» Required task
Output all entries verbatim. Skip pictures.

* begin *

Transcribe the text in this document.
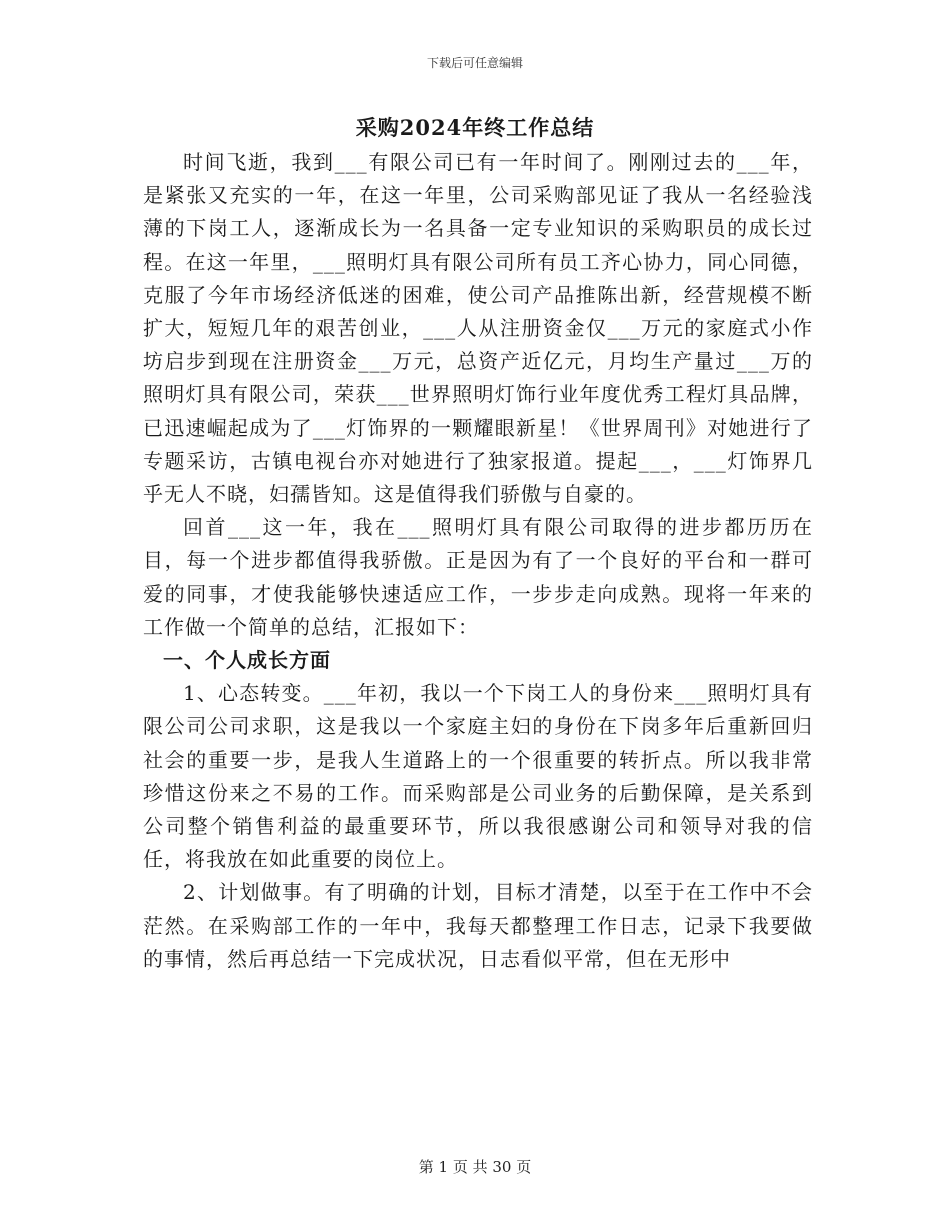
下载后可任意编辑
采购2024年终工作总结

时间飞逝，我到___有限公司已有一年时间了。刚刚过去的___年，是紧张又充实的一年，在这一年里，公司采购部见证了我从一名经验浅薄的下岗工人，逐渐成长为一名具备一定专业知识的采购职员的成长过程。在这一年里，___照明灯具有限公司所有员工齐心协力，同心同德，克服了今年市场经济低迷的困难，使公司产品推陈出新，经营规模不断扩大，短短几年的艰苦创业，___人从注册资金仅___万元的家庭式小作坊启步到现在注册资金___万元，总资产近亿元，月均生产量过___万的照明灯具有限公司，荣获___世界照明灯饰行业年度优秀工程灯具品牌，已迅速崛起成为了___灯饰界的一颗耀眼新星！《世界周刊》对她进行了专题采访，古镇电视台亦对她进行了独家报道。提起___，___灯饰界几乎无人不晓，妇孺皆知。这是值得我们骄傲与自豪的。

回首___这一年，我在___照明灯具有限公司取得的进步都历历在目，每一个进步都值得我骄傲。正是因为有了一个良好的平台和一群可爱的同事，才使我能够快速适应工作，一步步走向成熟。现将一年来的工作做一个简单的总结，汇报如下：

一、个人成长方面

1、心态转变。___年初，我以一个下岗工人的身份来___照明灯具有限公司公司求职，这是我以一个家庭主妇的身份在下岗多年后重新回归社会的重要一步，是我人生道路上的一个很重要的转折点。所以我非常珍惜这份来之不易的工作。而采购部是公司业务的后勤保障，是关系到公司整个销售利益的最重要环节，所以我很感谢公司和领导对我的信任，将我放在如此重要的岗位上。

2、计划做事。有了明确的计划，目标才清楚，以至于在工作中不会茫然。在采购部工作的一年中，我每天都整理工作日志，记录下我要做的事情，然后再总结一下完成状况，日志看似平常，但在无形中

第 1 页 共 30 页
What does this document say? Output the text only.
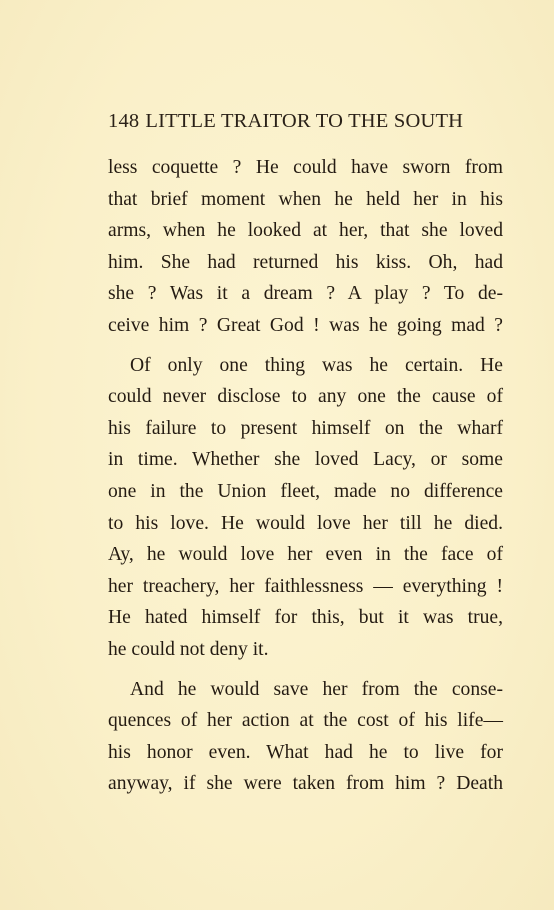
148 LITTLE TRAITOR TO THE SOUTH
less coquette ? He could have sworn from
that brief moment when he held her in his
arms, when he looked at her, that she loved
him. She had returned his kiss. Oh, had
she ? Was it a dream ? A play ? To de-
ceive him ? Great God ! was he going mad ?
Of only one thing was he certain. He
could never disclose to any one the cause of
his failure to present himself on the wharf
in time. Whether she loved Lacy, or some
one in the Union fleet, made no difference
to his love. He would love her till he died.
Ay, he would love her even in the face of
her treachery, her faithlessness — everything !
He hated himself for this, but it was true,
he could not deny it.
And he would save her from the conse-
quences of her action at the cost of his life—
his honor even. What had he to live for
anyway, if she were taken from him ? Death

* end *

» Task solution
Transcribe the text in this document.
下载后可任意编辑
采购2024年终工作总结

时间飞逝，我到___有限公司已有一年时间了。刚刚过去的___年，是紧张又充实的一年，在这一年里，公司采购部见证了我从一名经验浅薄的下岗工人，逐渐成长为一名具备一定专业知识的采购职员的成长过程。在这一年里，___照明灯具有限公司所有员工齐心协力，同心同德，克服了今年市场经济低迷的困难，使公司产品推陈出新，经营规模不断扩大，短短几年的艰苦创业，___人从注册资金仅___万元的家庭式小作坊启步到现在注册资金___万元，总资产近亿元，月均生产量过___万的照明灯具有限公司，荣获___世界照明灯饰行业年度优秀工程灯具品牌，已迅速崛起成为了___灯饰界的一颗耀眼新星！《世界周刊》对她进行了专题采访，古镇电视台亦对她进行了独家报道。提起___，___灯饰界几乎无人不晓，妇孺皆知。这是值得我们骄傲与自豪的。

回首___这一年，我在___照明灯具有限公司取得的进步都历历在目，每一个进步都值得我骄傲。正是因为有了一个良好的平台和一群可爱的同事，才使我能够快速适应工作，一步步走向成熟。现将一年来的工作做一个简单的总结，汇报如下：

一、个人成长方面

1、心态转变。___年初，我以一个下岗工人的身份来___照明灯具有限公司公司求职，这是我以一个家庭主妇的身份在下岗多年后重新回归社会的重要一步，是我人生道路上的一个很重要的转折点。所以我非常珍惜这份来之不易的工作。而采购部是公司业务的后勤保障，是关系到公司整个销售利益的最重要环节，所以我很感谢公司和领导对我的信任，将我放在如此重要的岗位上。

2、计划做事。有了明确的计划，目标才清楚，以至于在工作中不会茫然。在采购部工作的一年中，我每天都整理工作日志，记录下我要做的事情，然后再总结一下完成状况，日志看似平常，但在无形中

第 1 页 共 30 页
What does this document say? Output the text only.
148 LITTLE TRAITOR TO THE SOUTH
less coquette ? He could have sworn from
that brief moment when he held her in his
arms, when he looked at her, that she loved
him. She had returned his kiss. Oh, had
she ? Was it a dream ? A play ? To de-
ceive him ? Great God ! was he going mad ?
Of only one thing was he certain. He
could never disclose to any one the cause of
his failure to present himself on the wharf
in time. Whether she loved Lacy, or some
one in the Union fleet, made no difference
to his love. He would love her till he died.
Ay, he would love her even in the face of
her treachery, her faithlessness — everything !
He hated himself for this, but it was true,
he could not deny it.
And he would save her from the conse-
quences of her action at the cost of his life—
his honor even. What had he to live for
anyway, if she were taken from him ? Death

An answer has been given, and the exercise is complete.